## What is being asked
Skip the pictures and extract all of the lines exactly as written.

(Figure content listings)
=======
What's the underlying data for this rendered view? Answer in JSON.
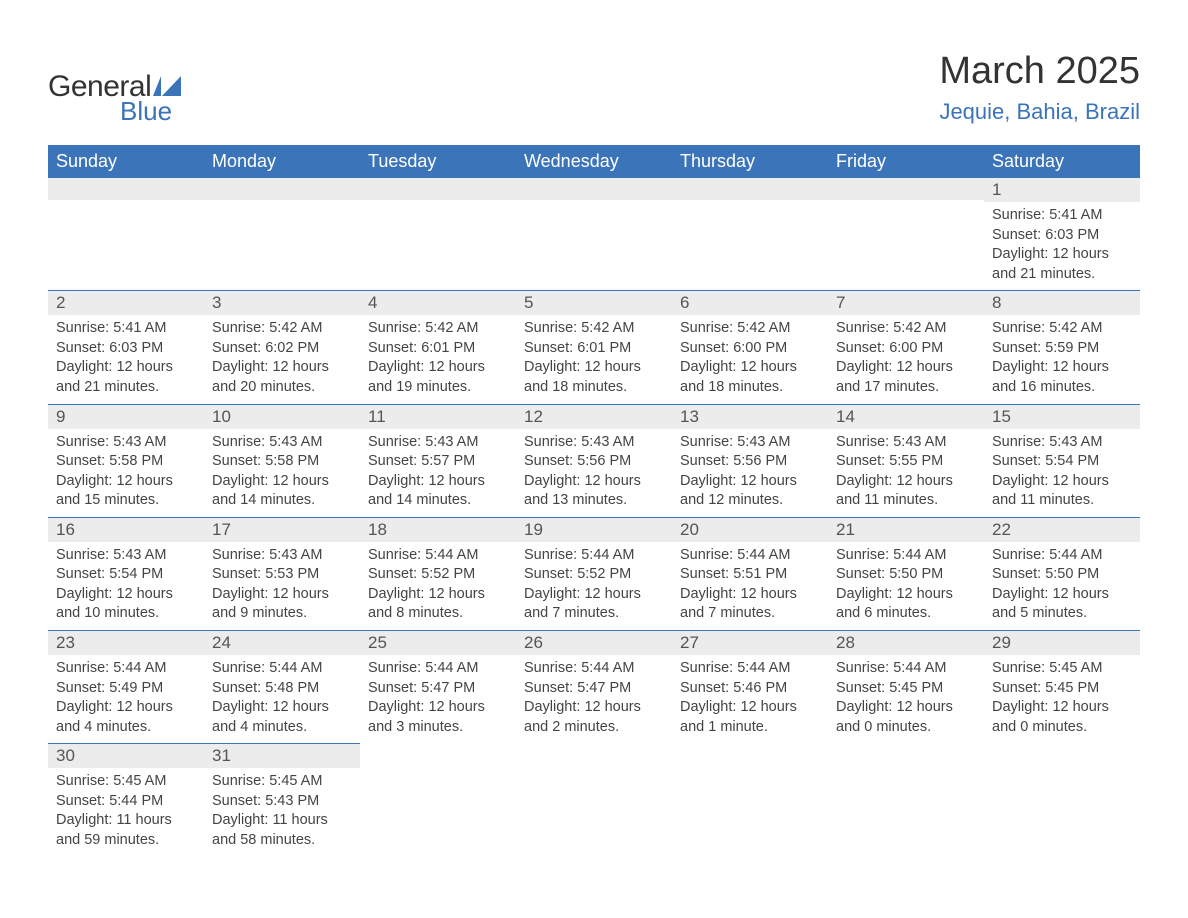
{
  "logo": {
    "word1": "General",
    "word2": "Blue"
  },
  "title": "March 2025",
  "location": "Jequie, Bahia, Brazil",
  "colors": {
    "brand_blue": "#3b74b9",
    "header_text": "#ffffff",
    "strip_bg": "#ececec",
    "body_text": "#444444",
    "page_bg": "#ffffff"
  },
  "columns": [
    "Sunday",
    "Monday",
    "Tuesday",
    "Wednesday",
    "Thursday",
    "Friday",
    "Saturday"
  ],
  "weeks": [
    [
      null,
      null,
      null,
      null,
      null,
      null,
      {
        "n": "1",
        "sunrise": "Sunrise: 5:41 AM",
        "sunset": "Sunset: 6:03 PM",
        "d1": "Daylight: 12 hours",
        "d2": "and 21 minutes."
      }
    ],
    [
      {
        "n": "2",
        "sunrise": "Sunrise: 5:41 AM",
        "sunset": "Sunset: 6:03 PM",
        "d1": "Daylight: 12 hours",
        "d2": "and 21 minutes."
      },
      {
        "n": "3",
        "sunrise": "Sunrise: 5:42 AM",
        "sunset": "Sunset: 6:02 PM",
        "d1": "Daylight: 12 hours",
        "d2": "and 20 minutes."
      },
      {
        "n": "4",
        "sunrise": "Sunrise: 5:42 AM",
        "sunset": "Sunset: 6:01 PM",
        "d1": "Daylight: 12 hours",
        "d2": "and 19 minutes."
      },
      {
        "n": "5",
        "sunrise": "Sunrise: 5:42 AM",
        "sunset": "Sunset: 6:01 PM",
        "d1": "Daylight: 12 hours",
        "d2": "and 18 minutes."
      },
      {
        "n": "6",
        "sunrise": "Sunrise: 5:42 AM",
        "sunset": "Sunset: 6:00 PM",
        "d1": "Daylight: 12 hours",
        "d2": "and 18 minutes."
      },
      {
        "n": "7",
        "sunrise": "Sunrise: 5:42 AM",
        "sunset": "Sunset: 6:00 PM",
        "d1": "Daylight: 12 hours",
        "d2": "and 17 minutes."
      },
      {
        "n": "8",
        "sunrise": "Sunrise: 5:42 AM",
        "sunset": "Sunset: 5:59 PM",
        "d1": "Daylight: 12 hours",
        "d2": "and 16 minutes."
      }
    ],
    [
      {
        "n": "9",
        "sunrise": "Sunrise: 5:43 AM",
        "sunset": "Sunset: 5:58 PM",
        "d1": "Daylight: 12 hours",
        "d2": "and 15 minutes."
      },
      {
        "n": "10",
        "sunrise": "Sunrise: 5:43 AM",
        "sunset": "Sunset: 5:58 PM",
        "d1": "Daylight: 12 hours",
        "d2": "and 14 minutes."
      },
      {
        "n": "11",
        "sunrise": "Sunrise: 5:43 AM",
        "sunset": "Sunset: 5:57 PM",
        "d1": "Daylight: 12 hours",
        "d2": "and 14 minutes."
      },
      {
        "n": "12",
        "sunrise": "Sunrise: 5:43 AM",
        "sunset": "Sunset: 5:56 PM",
        "d1": "Daylight: 12 hours",
        "d2": "and 13 minutes."
      },
      {
        "n": "13",
        "sunrise": "Sunrise: 5:43 AM",
        "sunset": "Sunset: 5:56 PM",
        "d1": "Daylight: 12 hours",
        "d2": "and 12 minutes."
      },
      {
        "n": "14",
        "sunrise": "Sunrise: 5:43 AM",
        "sunset": "Sunset: 5:55 PM",
        "d1": "Daylight: 12 hours",
        "d2": "and 11 minutes."
      },
      {
        "n": "15",
        "sunrise": "Sunrise: 5:43 AM",
        "sunset": "Sunset: 5:54 PM",
        "d1": "Daylight: 12 hours",
        "d2": "and 11 minutes."
      }
    ],
    [
      {
        "n": "16",
        "sunrise": "Sunrise: 5:43 AM",
        "sunset": "Sunset: 5:54 PM",
        "d1": "Daylight: 12 hours",
        "d2": "and 10 minutes."
      },
      {
        "n": "17",
        "sunrise": "Sunrise: 5:43 AM",
        "sunset": "Sunset: 5:53 PM",
        "d1": "Daylight: 12 hours",
        "d2": "and 9 minutes."
      },
      {
        "n": "18",
        "sunrise": "Sunrise: 5:44 AM",
        "sunset": "Sunset: 5:52 PM",
        "d1": "Daylight: 12 hours",
        "d2": "and 8 minutes."
      },
      {
        "n": "19",
        "sunrise": "Sunrise: 5:44 AM",
        "sunset": "Sunset: 5:52 PM",
        "d1": "Daylight: 12 hours",
        "d2": "and 7 minutes."
      },
      {
        "n": "20",
        "sunrise": "Sunrise: 5:44 AM",
        "sunset": "Sunset: 5:51 PM",
        "d1": "Daylight: 12 hours",
        "d2": "and 7 minutes."
      },
      {
        "n": "21",
        "sunrise": "Sunrise: 5:44 AM",
        "sunset": "Sunset: 5:50 PM",
        "d1": "Daylight: 12 hours",
        "d2": "and 6 minutes."
      },
      {
        "n": "22",
        "sunrise": "Sunrise: 5:44 AM",
        "sunset": "Sunset: 5:50 PM",
        "d1": "Daylight: 12 hours",
        "d2": "and 5 minutes."
      }
    ],
    [
      {
        "n": "23",
        "sunrise": "Sunrise: 5:44 AM",
        "sunset": "Sunset: 5:49 PM",
        "d1": "Daylight: 12 hours",
        "d2": "and 4 minutes."
      },
      {
        "n": "24",
        "sunrise": "Sunrise: 5:44 AM",
        "sunset": "Sunset: 5:48 PM",
        "d1": "Daylight: 12 hours",
        "d2": "and 4 minutes."
      },
      {
        "n": "25",
        "sunrise": "Sunrise: 5:44 AM",
        "sunset": "Sunset: 5:47 PM",
        "d1": "Daylight: 12 hours",
        "d2": "and 3 minutes."
      },
      {
        "n": "26",
        "sunrise": "Sunrise: 5:44 AM",
        "sunset": "Sunset: 5:47 PM",
        "d1": "Daylight: 12 hours",
        "d2": "and 2 minutes."
      },
      {
        "n": "27",
        "sunrise": "Sunrise: 5:44 AM",
        "sunset": "Sunset: 5:46 PM",
        "d1": "Daylight: 12 hours",
        "d2": "and 1 minute."
      },
      {
        "n": "28",
        "sunrise": "Sunrise: 5:44 AM",
        "sunset": "Sunset: 5:45 PM",
        "d1": "Daylight: 12 hours",
        "d2": "and 0 minutes."
      },
      {
        "n": "29",
        "sunrise": "Sunrise: 5:45 AM",
        "sunset": "Sunset: 5:45 PM",
        "d1": "Daylight: 12 hours",
        "d2": "and 0 minutes."
      }
    ],
    [
      {
        "n": "30",
        "sunrise": "Sunrise: 5:45 AM",
        "sunset": "Sunset: 5:44 PM",
        "d1": "Daylight: 11 hours",
        "d2": "and 59 minutes."
      },
      {
        "n": "31",
        "sunrise": "Sunrise: 5:45 AM",
        "sunset": "Sunset: 5:43 PM",
        "d1": "Daylight: 11 hours",
        "d2": "and 58 minutes."
      },
      null,
      null,
      null,
      null,
      null
    ]
  ]
}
=======
## Solution for this task
What's the underlying data for this rendered view? Answer in JSON.
{
  "logo": {
    "word1": "General",
    "word2": "Blue"
  },
  "title": "March 2025",
  "location": "Jequie, Bahia, Brazil",
  "colors": {
    "brand_blue": "#3b74b9",
    "header_text": "#ffffff",
    "strip_bg": "#ececec",
    "body_text": "#444444",
    "page_bg": "#ffffff"
  },
  "columns": [
    "Sunday",
    "Monday",
    "Tuesday",
    "Wednesday",
    "Thursday",
    "Friday",
    "Saturday"
  ],
  "weeks": [
    [
      null,
      null,
      null,
      null,
      null,
      null,
      {
        "n": "1",
        "sunrise": "Sunrise: 5:41 AM",
        "sunset": "Sunset: 6:03 PM",
        "d1": "Daylight: 12 hours",
        "d2": "and 21 minutes."
      }
    ],
    [
      {
        "n": "2",
        "sunrise": "Sunrise: 5:41 AM",
        "sunset": "Sunset: 6:03 PM",
        "d1": "Daylight: 12 hours",
        "d2": "and 21 minutes."
      },
      {
        "n": "3",
        "sunrise": "Sunrise: 5:42 AM",
        "sunset": "Sunset: 6:02 PM",
        "d1": "Daylight: 12 hours",
        "d2": "and 20 minutes."
      },
      {
        "n": "4",
        "sunrise": "Sunrise: 5:42 AM",
        "sunset": "Sunset: 6:01 PM",
        "d1": "Daylight: 12 hours",
        "d2": "and 19 minutes."
      },
      {
        "n": "5",
        "sunrise": "Sunrise: 5:42 AM",
        "sunset": "Sunset: 6:01 PM",
        "d1": "Daylight: 12 hours",
        "d2": "and 18 minutes."
      },
      {
        "n": "6",
        "sunrise": "Sunrise: 5:42 AM",
        "sunset": "Sunset: 6:00 PM",
        "d1": "Daylight: 12 hours",
        "d2": "and 18 minutes."
      },
      {
        "n": "7",
        "sunrise": "Sunrise: 5:42 AM",
        "sunset": "Sunset: 6:00 PM",
        "d1": "Daylight: 12 hours",
        "d2": "and 17 minutes."
      },
      {
        "n": "8",
        "sunrise": "Sunrise: 5:42 AM",
        "sunset": "Sunset: 5:59 PM",
        "d1": "Daylight: 12 hours",
        "d2": "and 16 minutes."
      }
    ],
    [
      {
        "n": "9",
        "sunrise": "Sunrise: 5:43 AM",
        "sunset": "Sunset: 5:58 PM",
        "d1": "Daylight: 12 hours",
        "d2": "and 15 minutes."
      },
      {
        "n": "10",
        "sunrise": "Sunrise: 5:43 AM",
        "sunset": "Sunset: 5:58 PM",
        "d1": "Daylight: 12 hours",
        "d2": "and 14 minutes."
      },
      {
        "n": "11",
        "sunrise": "Sunrise: 5:43 AM",
        "sunset": "Sunset: 5:57 PM",
        "d1": "Daylight: 12 hours",
        "d2": "and 14 minutes."
      },
      {
        "n": "12",
        "sunrise": "Sunrise: 5:43 AM",
        "sunset": "Sunset: 5:56 PM",
        "d1": "Daylight: 12 hours",
        "d2": "and 13 minutes."
      },
      {
        "n": "13",
        "sunrise": "Sunrise: 5:43 AM",
        "sunset": "Sunset: 5:56 PM",
        "d1": "Daylight: 12 hours",
        "d2": "and 12 minutes."
      },
      {
        "n": "14",
        "sunrise": "Sunrise: 5:43 AM",
        "sunset": "Sunset: 5:55 PM",
        "d1": "Daylight: 12 hours",
        "d2": "and 11 minutes."
      },
      {
        "n": "15",
        "sunrise": "Sunrise: 5:43 AM",
        "sunset": "Sunset: 5:54 PM",
        "d1": "Daylight: 12 hours",
        "d2": "and 11 minutes."
      }
    ],
    [
      {
        "n": "16",
        "sunrise": "Sunrise: 5:43 AM",
        "sunset": "Sunset: 5:54 PM",
        "d1": "Daylight: 12 hours",
        "d2": "and 10 minutes."
      },
      {
        "n": "17",
        "sunrise": "Sunrise: 5:43 AM",
        "sunset": "Sunset: 5:53 PM",
        "d1": "Daylight: 12 hours",
        "d2": "and 9 minutes."
      },
      {
        "n": "18",
        "sunrise": "Sunrise: 5:44 AM",
        "sunset": "Sunset: 5:52 PM",
        "d1": "Daylight: 12 hours",
        "d2": "and 8 minutes."
      },
      {
        "n": "19",
        "sunrise": "Sunrise: 5:44 AM",
        "sunset": "Sunset: 5:52 PM",
        "d1": "Daylight: 12 hours",
        "d2": "and 7 minutes."
      },
      {
        "n": "20",
        "sunrise": "Sunrise: 5:44 AM",
        "sunset": "Sunset: 5:51 PM",
        "d1": "Daylight: 12 hours",
        "d2": "and 7 minutes."
      },
      {
        "n": "21",
        "sunrise": "Sunrise: 5:44 AM",
        "sunset": "Sunset: 5:50 PM",
        "d1": "Daylight: 12 hours",
        "d2": "and 6 minutes."
      },
      {
        "n": "22",
        "sunrise": "Sunrise: 5:44 AM",
        "sunset": "Sunset: 5:50 PM",
        "d1": "Daylight: 12 hours",
        "d2": "and 5 minutes."
      }
    ],
    [
      {
        "n": "23",
        "sunrise": "Sunrise: 5:44 AM",
        "sunset": "Sunset: 5:49 PM",
        "d1": "Daylight: 12 hours",
        "d2": "and 4 minutes."
      },
      {
        "n": "24",
        "sunrise": "Sunrise: 5:44 AM",
        "sunset": "Sunset: 5:48 PM",
        "d1": "Daylight: 12 hours",
        "d2": "and 4 minutes."
      },
      {
        "n": "25",
        "sunrise": "Sunrise: 5:44 AM",
        "sunset": "Sunset: 5:47 PM",
        "d1": "Daylight: 12 hours",
        "d2": "and 3 minutes."
      },
      {
        "n": "26",
        "sunrise": "Sunrise: 5:44 AM",
        "sunset": "Sunset: 5:47 PM",
        "d1": "Daylight: 12 hours",
        "d2": "and 2 minutes."
      },
      {
        "n": "27",
        "sunrise": "Sunrise: 5:44 AM",
        "sunset": "Sunset: 5:46 PM",
        "d1": "Daylight: 12 hours",
        "d2": "and 1 minute."
      },
      {
        "n": "28",
        "sunrise": "Sunrise: 5:44 AM",
        "sunset": "Sunset: 5:45 PM",
        "d1": "Daylight: 12 hours",
        "d2": "and 0 minutes."
      },
      {
        "n": "29",
        "sunrise": "Sunrise: 5:45 AM",
        "sunset": "Sunset: 5:45 PM",
        "d1": "Daylight: 12 hours",
        "d2": "and 0 minutes."
      }
    ],
    [
      {
        "n": "30",
        "sunrise": "Sunrise: 5:45 AM",
        "sunset": "Sunset: 5:44 PM",
        "d1": "Daylight: 11 hours",
        "d2": "and 59 minutes."
      },
      {
        "n": "31",
        "sunrise": "Sunrise: 5:45 AM",
        "sunset": "Sunset: 5:43 PM",
        "d1": "Daylight: 11 hours",
        "d2": "and 58 minutes."
      },
      null,
      null,
      null,
      null,
      null
    ]
  ]
}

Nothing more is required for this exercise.